== Exercises to complete ==
1. Write out the lines of the listing from its first line through the line containing "scroll-down-icon[interactable] <box>470 414", including both ends.
2. Continue the passage about riding bikes as a child in Shepparton from where it stops.

== Source text ==
++++++++++

To understand why returning to elite level cycling was so important to me, I think it is necessary to share a story.
It
is funny, but I cannot remember a time when I could not ride a bicycle. I have
very few photos of when I was a small kid, as money was scarce growing up and
my parents were more focused on getting food on the table than spending money
at the photo lab. But I do have a crumply white-bordered picture from when I
was maybe 3 years old, sitting on a rusty metal three-wheeler. I have very red hair, fair skin, loads of
freckles and a beaming crooked-tooth smile.
A
bike was an essential childhood tool for a kid growing up in a small country
town in Australia. There were miles of trails and jumps in the bush that ran
along the muddy Goulburn and Broken rivers that meandered past Shepparton. In
the summer we would ride our bikes to our favourite swimming spots, or go fresh
water crayfish catching in the irrigation channels that criss-crossed the
orchards on the outskirts of town.

++++++++++

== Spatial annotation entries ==
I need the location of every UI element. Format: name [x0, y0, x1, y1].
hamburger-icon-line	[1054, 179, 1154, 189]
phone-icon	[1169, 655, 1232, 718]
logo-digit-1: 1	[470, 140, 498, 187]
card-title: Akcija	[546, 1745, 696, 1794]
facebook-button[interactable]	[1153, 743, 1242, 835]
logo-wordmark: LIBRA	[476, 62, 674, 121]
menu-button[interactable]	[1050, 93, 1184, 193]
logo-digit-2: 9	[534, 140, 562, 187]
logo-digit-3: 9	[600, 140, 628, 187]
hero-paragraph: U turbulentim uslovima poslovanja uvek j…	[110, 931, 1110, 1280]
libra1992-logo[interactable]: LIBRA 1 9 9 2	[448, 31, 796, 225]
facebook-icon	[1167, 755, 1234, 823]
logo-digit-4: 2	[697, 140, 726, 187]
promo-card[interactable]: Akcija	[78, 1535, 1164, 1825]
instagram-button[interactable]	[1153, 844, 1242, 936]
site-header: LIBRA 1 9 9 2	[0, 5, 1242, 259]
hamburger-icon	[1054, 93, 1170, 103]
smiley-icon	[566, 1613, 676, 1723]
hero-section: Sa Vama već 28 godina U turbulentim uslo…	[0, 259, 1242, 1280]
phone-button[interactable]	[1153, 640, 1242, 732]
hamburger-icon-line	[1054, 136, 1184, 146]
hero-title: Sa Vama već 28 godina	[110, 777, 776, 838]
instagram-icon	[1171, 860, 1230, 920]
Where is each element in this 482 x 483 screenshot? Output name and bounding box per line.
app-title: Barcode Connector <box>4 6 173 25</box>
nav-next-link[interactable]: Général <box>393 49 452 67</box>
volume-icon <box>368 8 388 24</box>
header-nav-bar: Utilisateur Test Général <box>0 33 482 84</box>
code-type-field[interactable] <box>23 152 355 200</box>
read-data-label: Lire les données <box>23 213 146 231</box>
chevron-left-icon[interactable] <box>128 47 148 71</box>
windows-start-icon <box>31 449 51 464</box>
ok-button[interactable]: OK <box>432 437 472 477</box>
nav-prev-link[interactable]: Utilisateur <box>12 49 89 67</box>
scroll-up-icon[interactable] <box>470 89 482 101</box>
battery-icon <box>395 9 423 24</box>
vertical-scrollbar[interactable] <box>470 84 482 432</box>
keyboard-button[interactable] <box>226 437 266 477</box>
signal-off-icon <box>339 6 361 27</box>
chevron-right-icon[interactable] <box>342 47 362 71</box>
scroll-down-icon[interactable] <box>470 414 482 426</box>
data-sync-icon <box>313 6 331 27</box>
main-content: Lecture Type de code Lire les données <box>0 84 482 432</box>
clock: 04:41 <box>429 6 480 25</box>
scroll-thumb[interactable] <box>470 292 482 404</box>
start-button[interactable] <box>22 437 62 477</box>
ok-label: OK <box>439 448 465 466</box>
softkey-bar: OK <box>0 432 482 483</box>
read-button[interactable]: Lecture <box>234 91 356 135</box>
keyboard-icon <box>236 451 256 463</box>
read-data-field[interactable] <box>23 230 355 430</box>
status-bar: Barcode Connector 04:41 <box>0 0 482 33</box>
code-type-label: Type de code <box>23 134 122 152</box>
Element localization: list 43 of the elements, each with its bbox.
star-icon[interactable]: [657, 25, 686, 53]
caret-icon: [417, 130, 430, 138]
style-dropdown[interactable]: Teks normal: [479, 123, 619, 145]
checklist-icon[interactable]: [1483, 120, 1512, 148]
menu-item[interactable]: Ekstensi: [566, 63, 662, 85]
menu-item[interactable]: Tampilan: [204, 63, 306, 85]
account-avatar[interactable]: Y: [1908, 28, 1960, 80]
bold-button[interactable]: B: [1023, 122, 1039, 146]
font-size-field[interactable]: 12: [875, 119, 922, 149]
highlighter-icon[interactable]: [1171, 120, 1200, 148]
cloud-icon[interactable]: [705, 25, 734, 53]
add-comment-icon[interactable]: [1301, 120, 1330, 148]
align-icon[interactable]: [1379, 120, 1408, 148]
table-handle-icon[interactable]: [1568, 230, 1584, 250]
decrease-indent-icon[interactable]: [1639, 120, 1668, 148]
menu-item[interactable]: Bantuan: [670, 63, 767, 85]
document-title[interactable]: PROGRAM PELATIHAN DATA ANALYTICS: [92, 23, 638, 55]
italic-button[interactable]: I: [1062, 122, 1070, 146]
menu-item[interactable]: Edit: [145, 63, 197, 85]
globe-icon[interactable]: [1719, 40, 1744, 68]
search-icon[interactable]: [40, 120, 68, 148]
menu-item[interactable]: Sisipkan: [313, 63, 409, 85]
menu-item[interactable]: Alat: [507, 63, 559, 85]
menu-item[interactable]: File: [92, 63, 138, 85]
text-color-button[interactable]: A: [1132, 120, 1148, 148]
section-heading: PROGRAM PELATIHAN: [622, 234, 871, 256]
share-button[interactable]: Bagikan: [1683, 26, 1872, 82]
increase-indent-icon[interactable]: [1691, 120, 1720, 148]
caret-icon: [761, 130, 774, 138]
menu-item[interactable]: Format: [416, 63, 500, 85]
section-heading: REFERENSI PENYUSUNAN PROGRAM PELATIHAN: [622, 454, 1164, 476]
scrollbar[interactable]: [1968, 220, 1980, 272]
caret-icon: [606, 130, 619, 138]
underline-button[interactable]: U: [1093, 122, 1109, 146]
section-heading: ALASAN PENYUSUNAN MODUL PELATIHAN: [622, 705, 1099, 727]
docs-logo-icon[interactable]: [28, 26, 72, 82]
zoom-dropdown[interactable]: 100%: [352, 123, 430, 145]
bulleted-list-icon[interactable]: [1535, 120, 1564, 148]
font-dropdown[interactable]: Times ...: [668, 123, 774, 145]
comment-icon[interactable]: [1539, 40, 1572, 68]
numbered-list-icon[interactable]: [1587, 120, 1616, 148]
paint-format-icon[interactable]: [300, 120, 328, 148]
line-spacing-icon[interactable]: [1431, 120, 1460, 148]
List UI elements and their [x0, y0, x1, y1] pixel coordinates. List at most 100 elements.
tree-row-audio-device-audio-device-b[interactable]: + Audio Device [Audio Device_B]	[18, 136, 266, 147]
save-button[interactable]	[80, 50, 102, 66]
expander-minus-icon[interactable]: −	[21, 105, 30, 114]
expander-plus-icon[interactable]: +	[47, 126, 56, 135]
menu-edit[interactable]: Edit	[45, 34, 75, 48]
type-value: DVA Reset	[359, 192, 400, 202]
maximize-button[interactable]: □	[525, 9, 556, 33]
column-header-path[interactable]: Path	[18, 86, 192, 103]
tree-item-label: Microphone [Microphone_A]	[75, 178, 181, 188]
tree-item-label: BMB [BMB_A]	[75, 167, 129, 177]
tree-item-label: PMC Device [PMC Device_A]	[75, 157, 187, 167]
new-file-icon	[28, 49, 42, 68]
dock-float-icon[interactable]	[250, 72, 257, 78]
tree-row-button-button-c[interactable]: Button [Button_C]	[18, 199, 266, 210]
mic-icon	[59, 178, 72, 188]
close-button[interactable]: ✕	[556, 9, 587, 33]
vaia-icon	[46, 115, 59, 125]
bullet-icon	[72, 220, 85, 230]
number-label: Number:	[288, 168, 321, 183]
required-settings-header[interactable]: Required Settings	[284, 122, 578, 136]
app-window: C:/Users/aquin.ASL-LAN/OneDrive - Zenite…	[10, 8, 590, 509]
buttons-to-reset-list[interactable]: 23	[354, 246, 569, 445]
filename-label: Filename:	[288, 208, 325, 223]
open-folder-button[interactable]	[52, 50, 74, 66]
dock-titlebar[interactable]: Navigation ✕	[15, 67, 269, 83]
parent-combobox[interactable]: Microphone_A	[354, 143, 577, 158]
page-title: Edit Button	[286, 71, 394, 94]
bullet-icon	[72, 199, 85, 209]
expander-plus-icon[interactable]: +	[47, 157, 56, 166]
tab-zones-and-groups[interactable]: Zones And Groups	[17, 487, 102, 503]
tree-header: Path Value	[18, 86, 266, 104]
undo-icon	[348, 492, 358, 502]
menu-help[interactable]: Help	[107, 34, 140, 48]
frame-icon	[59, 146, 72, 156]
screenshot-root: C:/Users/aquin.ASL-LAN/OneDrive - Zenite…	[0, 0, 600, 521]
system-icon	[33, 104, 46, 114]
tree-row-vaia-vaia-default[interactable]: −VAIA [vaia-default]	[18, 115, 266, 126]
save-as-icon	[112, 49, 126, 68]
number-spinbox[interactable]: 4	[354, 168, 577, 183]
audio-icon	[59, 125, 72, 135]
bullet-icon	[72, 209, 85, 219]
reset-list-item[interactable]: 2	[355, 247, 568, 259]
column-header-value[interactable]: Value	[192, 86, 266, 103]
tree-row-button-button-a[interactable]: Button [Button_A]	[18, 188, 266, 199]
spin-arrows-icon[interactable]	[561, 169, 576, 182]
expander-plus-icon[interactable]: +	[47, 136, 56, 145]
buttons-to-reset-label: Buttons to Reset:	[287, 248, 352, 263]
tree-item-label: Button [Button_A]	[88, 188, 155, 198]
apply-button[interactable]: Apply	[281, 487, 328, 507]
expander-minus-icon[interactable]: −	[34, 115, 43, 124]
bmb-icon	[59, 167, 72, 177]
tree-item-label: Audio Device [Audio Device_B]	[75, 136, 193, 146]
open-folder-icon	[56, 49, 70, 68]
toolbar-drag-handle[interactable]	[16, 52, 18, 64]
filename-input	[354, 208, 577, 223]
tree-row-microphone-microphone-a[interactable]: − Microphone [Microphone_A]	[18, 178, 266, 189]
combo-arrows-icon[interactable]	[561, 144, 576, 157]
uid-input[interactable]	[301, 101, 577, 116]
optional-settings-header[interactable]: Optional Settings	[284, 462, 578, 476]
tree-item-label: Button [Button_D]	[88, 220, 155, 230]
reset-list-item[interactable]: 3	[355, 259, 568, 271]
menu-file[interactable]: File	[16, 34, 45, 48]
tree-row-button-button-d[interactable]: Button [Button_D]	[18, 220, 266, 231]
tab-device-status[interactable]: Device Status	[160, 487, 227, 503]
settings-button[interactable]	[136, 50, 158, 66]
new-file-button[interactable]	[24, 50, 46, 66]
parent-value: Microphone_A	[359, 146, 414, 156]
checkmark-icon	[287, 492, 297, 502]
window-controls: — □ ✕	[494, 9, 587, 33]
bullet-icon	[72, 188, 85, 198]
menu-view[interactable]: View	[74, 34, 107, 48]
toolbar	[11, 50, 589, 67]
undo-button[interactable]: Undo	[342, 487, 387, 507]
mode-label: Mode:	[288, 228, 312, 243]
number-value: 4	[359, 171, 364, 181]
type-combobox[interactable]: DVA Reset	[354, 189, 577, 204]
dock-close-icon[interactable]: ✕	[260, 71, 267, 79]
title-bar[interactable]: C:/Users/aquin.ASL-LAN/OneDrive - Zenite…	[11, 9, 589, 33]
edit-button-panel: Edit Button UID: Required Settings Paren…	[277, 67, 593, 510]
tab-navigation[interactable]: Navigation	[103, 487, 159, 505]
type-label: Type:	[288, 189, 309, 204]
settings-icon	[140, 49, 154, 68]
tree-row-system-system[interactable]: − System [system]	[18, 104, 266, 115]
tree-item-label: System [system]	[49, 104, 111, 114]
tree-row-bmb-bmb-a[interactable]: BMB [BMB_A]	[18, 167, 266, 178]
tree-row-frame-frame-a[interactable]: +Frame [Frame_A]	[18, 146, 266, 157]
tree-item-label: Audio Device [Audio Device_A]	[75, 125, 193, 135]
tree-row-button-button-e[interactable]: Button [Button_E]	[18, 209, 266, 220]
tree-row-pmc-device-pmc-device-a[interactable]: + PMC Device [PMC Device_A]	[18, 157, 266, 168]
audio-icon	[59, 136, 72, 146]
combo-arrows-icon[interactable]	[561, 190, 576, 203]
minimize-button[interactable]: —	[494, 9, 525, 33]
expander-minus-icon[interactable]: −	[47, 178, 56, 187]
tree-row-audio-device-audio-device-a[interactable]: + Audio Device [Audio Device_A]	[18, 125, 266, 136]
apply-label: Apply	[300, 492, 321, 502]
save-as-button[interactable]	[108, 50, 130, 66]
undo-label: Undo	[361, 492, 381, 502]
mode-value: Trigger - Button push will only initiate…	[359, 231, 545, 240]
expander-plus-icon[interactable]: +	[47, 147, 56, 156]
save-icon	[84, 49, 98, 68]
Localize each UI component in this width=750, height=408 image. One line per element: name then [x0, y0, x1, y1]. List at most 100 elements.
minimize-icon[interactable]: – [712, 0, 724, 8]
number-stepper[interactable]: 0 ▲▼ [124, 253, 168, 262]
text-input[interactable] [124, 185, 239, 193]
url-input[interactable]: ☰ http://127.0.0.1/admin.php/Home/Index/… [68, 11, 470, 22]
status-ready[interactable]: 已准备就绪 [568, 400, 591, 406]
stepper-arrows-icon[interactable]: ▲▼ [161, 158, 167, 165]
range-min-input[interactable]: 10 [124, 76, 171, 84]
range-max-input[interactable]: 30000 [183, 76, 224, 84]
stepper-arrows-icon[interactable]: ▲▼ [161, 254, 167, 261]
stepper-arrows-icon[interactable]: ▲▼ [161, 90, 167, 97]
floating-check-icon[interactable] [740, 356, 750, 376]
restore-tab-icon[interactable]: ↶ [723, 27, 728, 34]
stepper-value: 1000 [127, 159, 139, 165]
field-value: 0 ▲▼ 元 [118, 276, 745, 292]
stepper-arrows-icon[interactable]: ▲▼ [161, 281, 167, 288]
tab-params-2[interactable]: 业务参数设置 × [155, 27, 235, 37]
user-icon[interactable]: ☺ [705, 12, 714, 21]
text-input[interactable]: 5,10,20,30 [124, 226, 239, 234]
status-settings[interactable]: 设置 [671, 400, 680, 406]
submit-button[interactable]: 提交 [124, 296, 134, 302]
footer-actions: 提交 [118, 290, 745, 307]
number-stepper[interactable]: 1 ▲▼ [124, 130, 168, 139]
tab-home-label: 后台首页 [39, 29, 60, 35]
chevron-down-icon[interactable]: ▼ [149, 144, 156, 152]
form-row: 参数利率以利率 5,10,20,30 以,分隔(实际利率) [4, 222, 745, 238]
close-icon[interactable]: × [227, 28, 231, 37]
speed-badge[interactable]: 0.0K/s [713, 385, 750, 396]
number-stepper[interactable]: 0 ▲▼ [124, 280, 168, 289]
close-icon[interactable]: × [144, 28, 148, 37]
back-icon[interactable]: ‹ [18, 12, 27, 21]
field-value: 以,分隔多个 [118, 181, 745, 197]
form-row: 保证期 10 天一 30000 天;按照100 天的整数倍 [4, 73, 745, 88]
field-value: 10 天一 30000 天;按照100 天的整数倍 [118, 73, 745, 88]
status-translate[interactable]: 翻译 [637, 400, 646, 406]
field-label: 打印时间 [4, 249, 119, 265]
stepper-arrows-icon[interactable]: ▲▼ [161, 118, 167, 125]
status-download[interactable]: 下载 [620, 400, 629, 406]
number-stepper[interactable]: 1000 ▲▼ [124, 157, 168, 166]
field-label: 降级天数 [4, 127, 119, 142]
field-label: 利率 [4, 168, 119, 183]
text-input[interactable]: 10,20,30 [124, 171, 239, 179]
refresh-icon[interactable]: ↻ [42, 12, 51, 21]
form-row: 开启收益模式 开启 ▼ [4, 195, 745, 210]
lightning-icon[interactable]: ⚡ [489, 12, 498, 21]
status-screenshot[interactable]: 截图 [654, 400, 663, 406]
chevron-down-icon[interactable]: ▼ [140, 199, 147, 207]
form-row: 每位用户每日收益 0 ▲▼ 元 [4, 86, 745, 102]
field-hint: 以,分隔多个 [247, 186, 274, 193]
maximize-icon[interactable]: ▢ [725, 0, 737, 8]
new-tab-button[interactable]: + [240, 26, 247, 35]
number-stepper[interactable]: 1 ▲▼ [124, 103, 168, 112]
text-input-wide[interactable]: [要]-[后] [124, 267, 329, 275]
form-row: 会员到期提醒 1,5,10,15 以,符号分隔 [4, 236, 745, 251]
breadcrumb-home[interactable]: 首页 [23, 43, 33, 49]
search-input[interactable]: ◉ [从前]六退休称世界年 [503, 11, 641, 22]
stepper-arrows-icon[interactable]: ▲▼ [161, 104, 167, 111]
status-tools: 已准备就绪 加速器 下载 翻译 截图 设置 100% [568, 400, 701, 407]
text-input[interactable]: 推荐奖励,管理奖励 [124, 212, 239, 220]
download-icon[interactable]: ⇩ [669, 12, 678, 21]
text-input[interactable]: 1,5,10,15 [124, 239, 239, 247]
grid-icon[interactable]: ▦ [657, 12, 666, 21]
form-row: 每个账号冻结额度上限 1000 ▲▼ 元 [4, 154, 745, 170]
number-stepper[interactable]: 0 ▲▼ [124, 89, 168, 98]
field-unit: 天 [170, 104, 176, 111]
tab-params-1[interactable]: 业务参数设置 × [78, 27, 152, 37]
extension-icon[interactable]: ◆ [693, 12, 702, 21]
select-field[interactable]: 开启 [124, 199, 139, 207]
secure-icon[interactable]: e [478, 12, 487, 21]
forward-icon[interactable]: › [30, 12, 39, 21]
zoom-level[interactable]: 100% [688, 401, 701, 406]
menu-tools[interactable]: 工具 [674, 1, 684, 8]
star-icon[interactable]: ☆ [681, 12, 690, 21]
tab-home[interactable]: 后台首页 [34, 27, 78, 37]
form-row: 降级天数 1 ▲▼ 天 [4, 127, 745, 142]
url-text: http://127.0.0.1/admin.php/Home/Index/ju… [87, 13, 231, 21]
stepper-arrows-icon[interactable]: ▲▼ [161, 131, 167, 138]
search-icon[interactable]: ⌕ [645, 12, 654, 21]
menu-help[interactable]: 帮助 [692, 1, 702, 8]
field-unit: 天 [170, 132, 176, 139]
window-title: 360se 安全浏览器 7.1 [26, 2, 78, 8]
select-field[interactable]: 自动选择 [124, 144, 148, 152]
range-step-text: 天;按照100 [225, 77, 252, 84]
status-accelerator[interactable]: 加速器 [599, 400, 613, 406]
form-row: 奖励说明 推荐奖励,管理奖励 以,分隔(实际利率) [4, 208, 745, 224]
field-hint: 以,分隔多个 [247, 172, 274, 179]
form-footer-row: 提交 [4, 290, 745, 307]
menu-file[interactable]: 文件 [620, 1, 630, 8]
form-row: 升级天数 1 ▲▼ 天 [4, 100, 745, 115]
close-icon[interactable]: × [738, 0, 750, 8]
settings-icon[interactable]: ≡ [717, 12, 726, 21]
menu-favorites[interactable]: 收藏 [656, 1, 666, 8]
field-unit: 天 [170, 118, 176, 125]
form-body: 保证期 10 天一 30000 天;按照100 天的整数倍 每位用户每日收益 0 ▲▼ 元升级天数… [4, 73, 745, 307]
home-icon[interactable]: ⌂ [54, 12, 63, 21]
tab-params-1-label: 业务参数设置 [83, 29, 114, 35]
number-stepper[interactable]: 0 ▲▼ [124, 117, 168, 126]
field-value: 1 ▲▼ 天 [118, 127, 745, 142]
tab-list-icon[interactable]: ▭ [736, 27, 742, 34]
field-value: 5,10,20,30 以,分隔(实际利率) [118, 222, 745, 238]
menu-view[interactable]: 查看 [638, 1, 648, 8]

++++++++++

== Answers to the exercise ==
1.
I need the location of every UI element. Format: name [x0, y0, x1, y1].
hamburger-icon-line	[1054, 179, 1154, 189]
phone-icon	[1169, 655, 1232, 718]
logo-digit-1: 1	[470, 140, 498, 187]
card-title: Akcija	[546, 1745, 696, 1794]
facebook-button[interactable]	[1153, 743, 1242, 835]
logo-wordmark: LIBRA	[476, 62, 674, 121]
menu-button[interactable]	[1050, 93, 1184, 193]
logo-digit-2: 9	[534, 140, 562, 187]
logo-digit-3: 9	[600, 140, 628, 187]
hero-paragraph: U turbulentim uslovima poslovanja uvek j…	[110, 931, 1110, 1280]
libra1992-logo[interactable]: LIBRA 1 9 9 2	[448, 31, 796, 225]
facebook-icon	[1167, 755, 1234, 823]
logo-digit-4: 2	[697, 140, 726, 187]
promo-card[interactable]: Akcija	[78, 1535, 1164, 1825]
instagram-button[interactable]	[1153, 844, 1242, 936]
site-header: LIBRA 1 9 9 2	[0, 5, 1242, 259]
hamburger-icon	[1054, 93, 1170, 103]
smiley-icon	[566, 1613, 676, 1723]
hero-section: Sa Vama već 28 godina U turbulentim uslo…	[0, 259, 1242, 1280]
phone-button[interactable]	[1153, 640, 1242, 732]
hamburger-icon-line	[1054, 136, 1184, 146]
hero-title: Sa Vama već 28 godina	[110, 777, 776, 838]
instagram-icon	[1171, 860, 1230, 920]
Where is each element in this 482 x 483 screenshot? Output name and bounding box per line.
app-title: Barcode Connector <box>4 6 173 25</box>
nav-next-link[interactable]: Général <box>393 49 452 67</box>
volume-icon <box>368 8 388 24</box>
header-nav-bar: Utilisateur Test Général <box>0 33 482 84</box>
code-type-field[interactable] <box>23 152 355 200</box>
read-data-label: Lire les données <box>23 213 146 231</box>
chevron-left-icon[interactable] <box>128 47 148 71</box>
windows-start-icon <box>31 449 51 464</box>
ok-button[interactable]: OK <box>432 437 472 477</box>
nav-prev-link[interactable]: Utilisateur <box>12 49 89 67</box>
scroll-up-icon[interactable] <box>470 89 482 101</box>
battery-icon <box>395 9 423 24</box>
vertical-scrollbar[interactable] <box>470 84 482 432</box>
keyboard-button[interactable] <box>226 437 266 477</box>
signal-off-icon <box>339 6 361 27</box>
chevron-right-icon[interactable] <box>342 47 362 71</box>
scroll-down-icon[interactable] <box>470 414 482 426</box>

2.
In
the mid 1970s we all had dragsters, and in 1982 I got a second-hand BMX for my
11th birthday. The arrival of BMX was a life changer for me as I
finally discovered a sport that I enjoyed and was reasonably good at. As a
scrawny little kid, I was really not cut out for Aussie Rules football, which
is a violent cross-between of rugby and judo. And I found cricket, which is
basically baseball on valium, unbelievably boring.
So
I joined the Shepparton BMX Club which had its track at the back of the Twilight
Drive-In Movie Theatre on the outskirts of town, and I would race there every
Saturday morning. My training involved doing a newspaper delivery round for an
hour every night after School, and bashing around the bush with my mates.
When
I was 12 I decided to have a go at track racing. My brother Robbie had messed
around on the track, and I was good friends with a kid named Paul O’Brien who’s
big brother Shaun was a talented cyclist who raced at the State and National
level, and eventually went on to become an Olympic medallist. There was a
cycling club in Shepparton, and the club had constructed an Olympic standard
concrete velodrome – quite an undertaking in a town of just 14,000 people in
which bike racing was considered a bit of an oddity. I remember going along to
watch Shaun race, and I was captivated by the speed and excitement of the banked
piste.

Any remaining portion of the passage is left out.